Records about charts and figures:
○ ○ ○ ○ ○

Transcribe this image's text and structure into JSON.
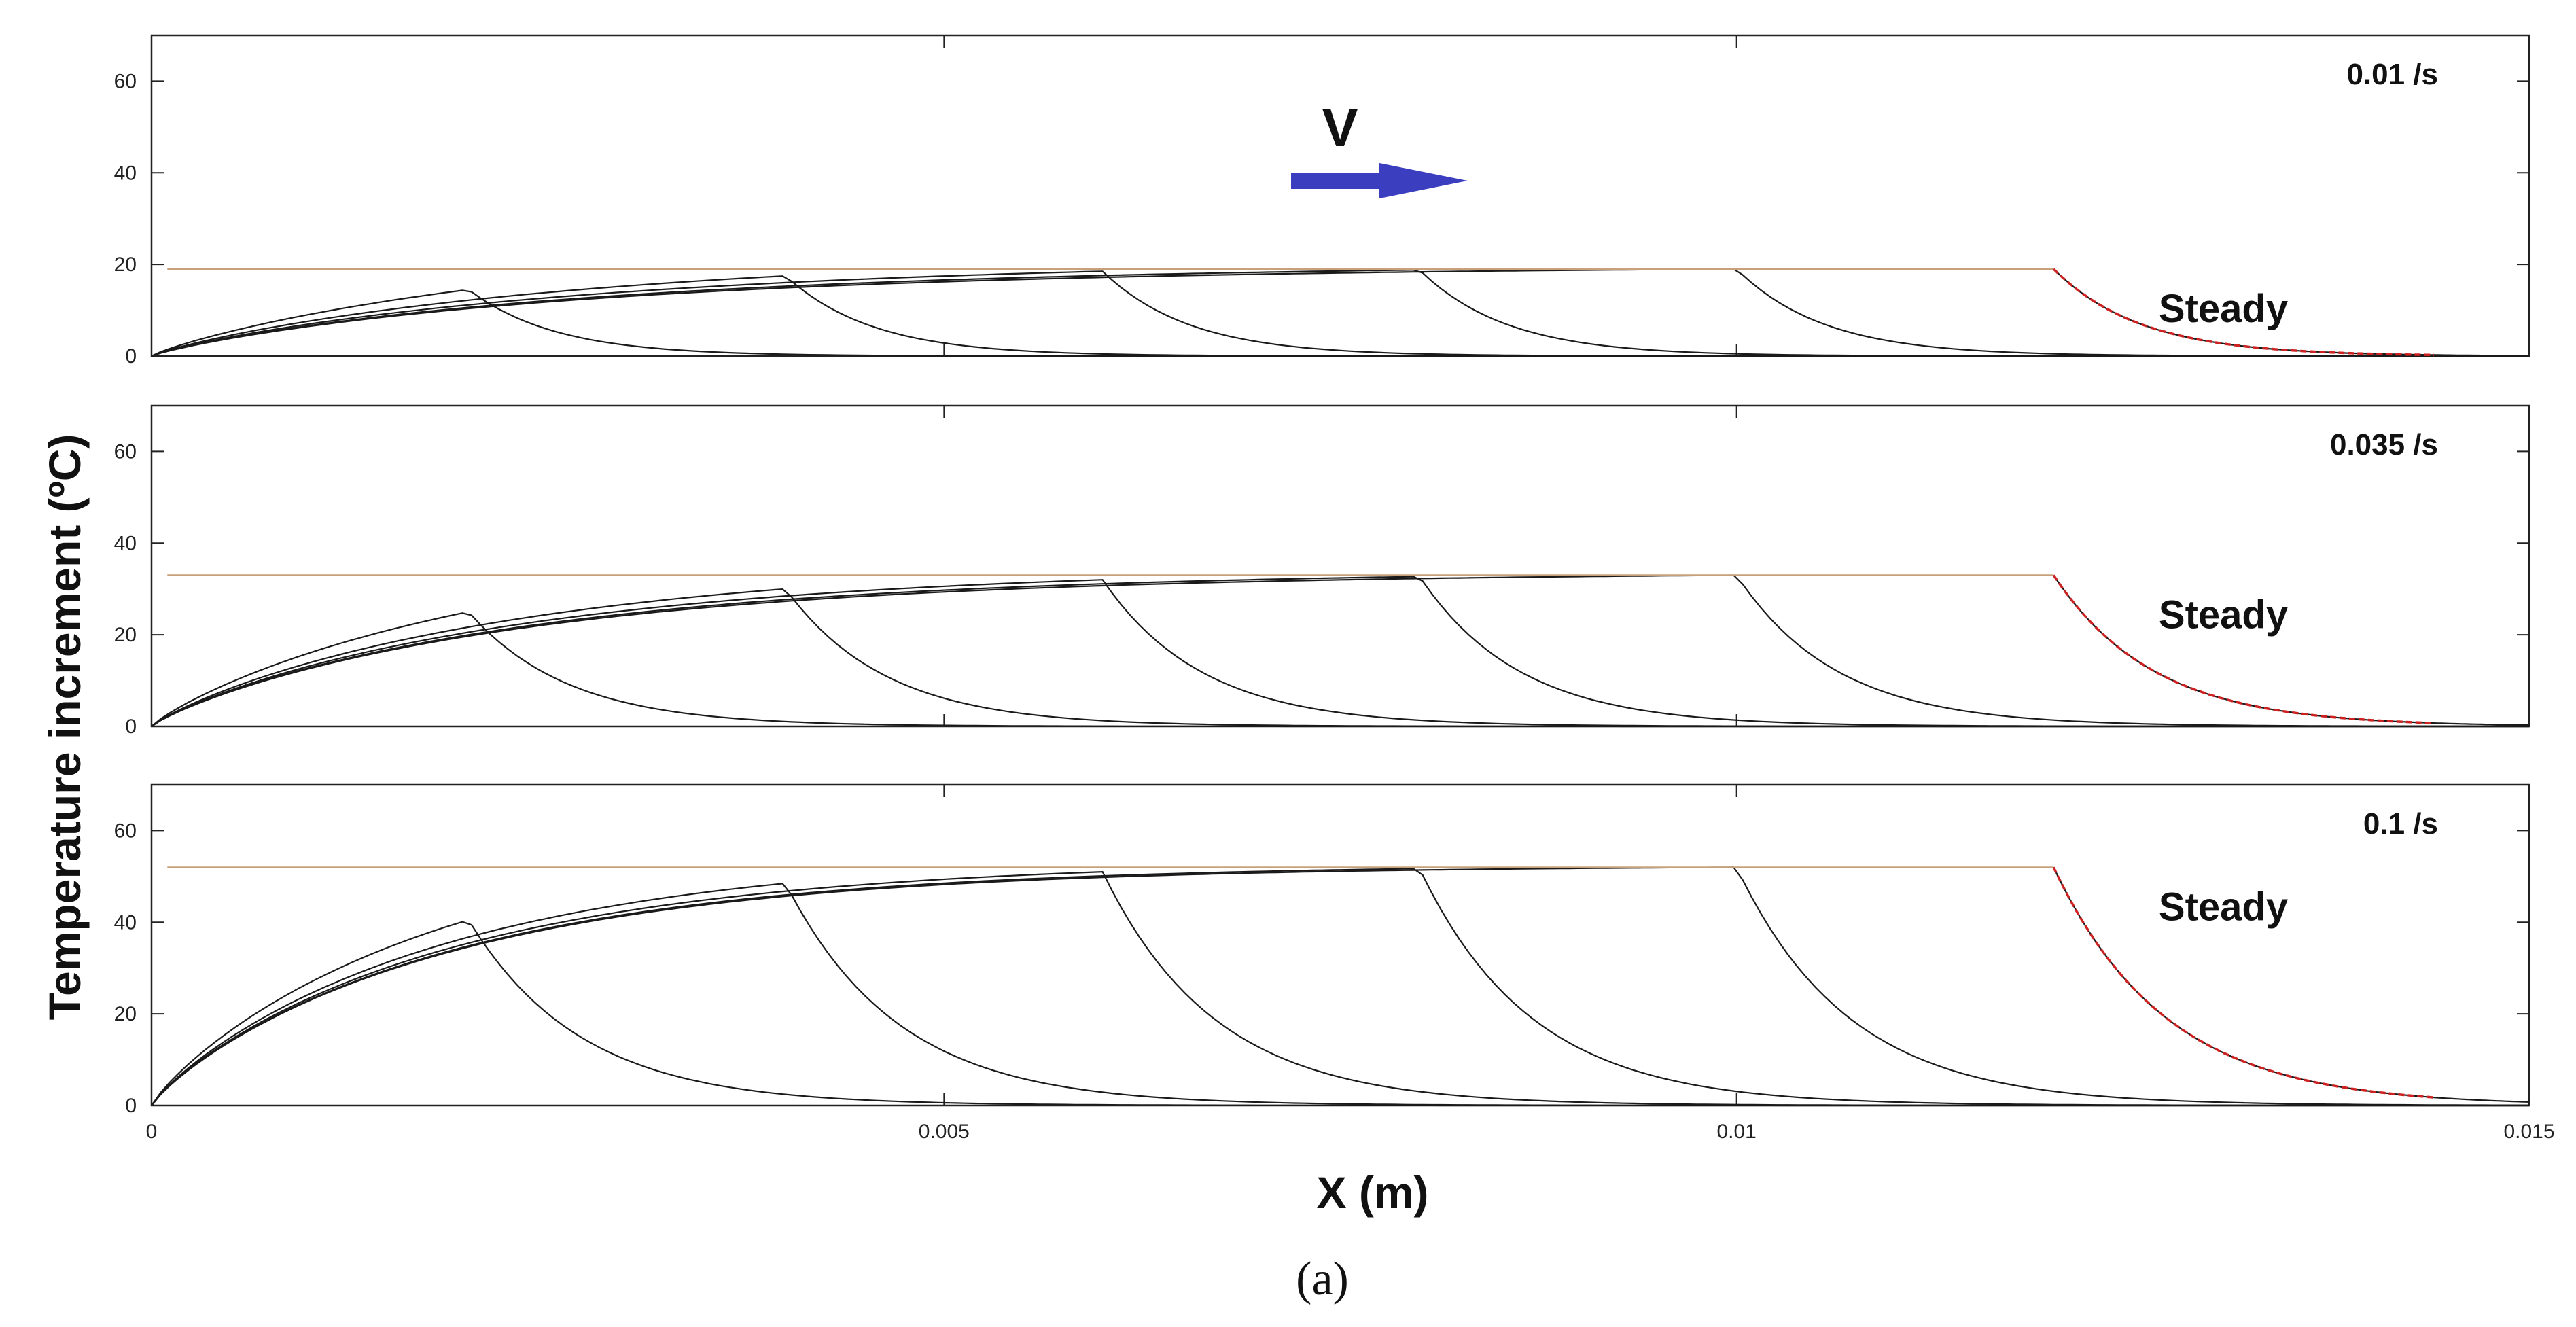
{
  "figure": {
    "ylabel": "Temperature increment (ºC)",
    "xlabel": "X (m)",
    "caption": "(a)",
    "velocity_label": "V",
    "colors": {
      "transient": "#1a1a1a",
      "steady": "#c8a07a",
      "steady_decay": "#cc2222",
      "arrow": "#3b3fbf",
      "frame": "#222222"
    }
  },
  "chart_data": [
    {
      "type": "line",
      "panel_label": "0.01 /s",
      "annotation": "Steady",
      "xlim": [
        0,
        0.015
      ],
      "ylim": [
        0,
        70
      ],
      "yticks": [
        "0",
        "20",
        "40",
        "60"
      ],
      "xticks": [
        "0",
        "0.005",
        "0.01",
        "0.015"
      ],
      "show_xtick_labels": false,
      "steady_value": 19,
      "front_positions": [
        0.002,
        0.004,
        0.006,
        0.008,
        0.01
      ],
      "front_peaks": [
        14.5,
        17.5,
        18.5,
        18.8,
        19
      ],
      "steady_front": 0.012
    },
    {
      "type": "line",
      "panel_label": "0.035 /s",
      "annotation": "Steady",
      "xlim": [
        0,
        0.015
      ],
      "ylim": [
        0,
        70
      ],
      "yticks": [
        "0",
        "20",
        "40",
        "60"
      ],
      "xticks": [
        "0",
        "0.005",
        "0.01",
        "0.015"
      ],
      "show_xtick_labels": false,
      "steady_value": 33,
      "front_positions": [
        0.002,
        0.004,
        0.006,
        0.008,
        0.01
      ],
      "front_peaks": [
        25,
        30,
        32,
        32.7,
        33
      ],
      "steady_front": 0.012
    },
    {
      "type": "line",
      "panel_label": "0.1 /s",
      "annotation": "Steady",
      "xlim": [
        0,
        0.015
      ],
      "ylim": [
        0,
        70
      ],
      "yticks": [
        "0",
        "20",
        "40",
        "60"
      ],
      "xticks": [
        "0",
        "0.005",
        "0.01",
        "0.015"
      ],
      "show_xtick_labels": true,
      "steady_value": 52,
      "front_positions": [
        0.002,
        0.004,
        0.006,
        0.008,
        0.01
      ],
      "front_peaks": [
        40.5,
        48.5,
        51,
        51.7,
        52
      ],
      "steady_front": 0.012
    }
  ]
}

○ ○ ○ ○ ○

:: To be done ::
Reproduce all the records verbatim, excluding images.

:: Exercise response ::
Transcribe this image's text and structure into JSON.
{
  "figure": {
    "ylabel": "Temperature increment (ºC)",
    "xlabel": "X (m)",
    "caption": "(a)",
    "velocity_label": "V",
    "colors": {
      "transient": "#1a1a1a",
      "steady": "#c8a07a",
      "steady_decay": "#cc2222",
      "arrow": "#3b3fbf",
      "frame": "#222222"
    }
  },
  "chart_data": [
    {
      "type": "line",
      "panel_label": "0.01 /s",
      "annotation": "Steady",
      "xlim": [
        0,
        0.015
      ],
      "ylim": [
        0,
        70
      ],
      "yticks": [
        "0",
        "20",
        "40",
        "60"
      ],
      "xticks": [
        "0",
        "0.005",
        "0.01",
        "0.015"
      ],
      "show_xtick_labels": false,
      "steady_value": 19,
      "front_positions": [
        0.002,
        0.004,
        0.006,
        0.008,
        0.01
      ],
      "front_peaks": [
        14.5,
        17.5,
        18.5,
        18.8,
        19
      ],
      "steady_front": 0.012
    },
    {
      "type": "line",
      "panel_label": "0.035 /s",
      "annotation": "Steady",
      "xlim": [
        0,
        0.015
      ],
      "ylim": [
        0,
        70
      ],
      "yticks": [
        "0",
        "20",
        "40",
        "60"
      ],
      "xticks": [
        "0",
        "0.005",
        "0.01",
        "0.015"
      ],
      "show_xtick_labels": false,
      "steady_value": 33,
      "front_positions": [
        0.002,
        0.004,
        0.006,
        0.008,
        0.01
      ],
      "front_peaks": [
        25,
        30,
        32,
        32.7,
        33
      ],
      "steady_front": 0.012
    },
    {
      "type": "line",
      "panel_label": "0.1 /s",
      "annotation": "Steady",
      "xlim": [
        0,
        0.015
      ],
      "ylim": [
        0,
        70
      ],
      "yticks": [
        "0",
        "20",
        "40",
        "60"
      ],
      "xticks": [
        "0",
        "0.005",
        "0.01",
        "0.015"
      ],
      "show_xtick_labels": true,
      "steady_value": 52,
      "front_positions": [
        0.002,
        0.004,
        0.006,
        0.008,
        0.01
      ],
      "front_peaks": [
        40.5,
        48.5,
        51,
        51.7,
        52
      ],
      "steady_front": 0.012
    }
  ]
}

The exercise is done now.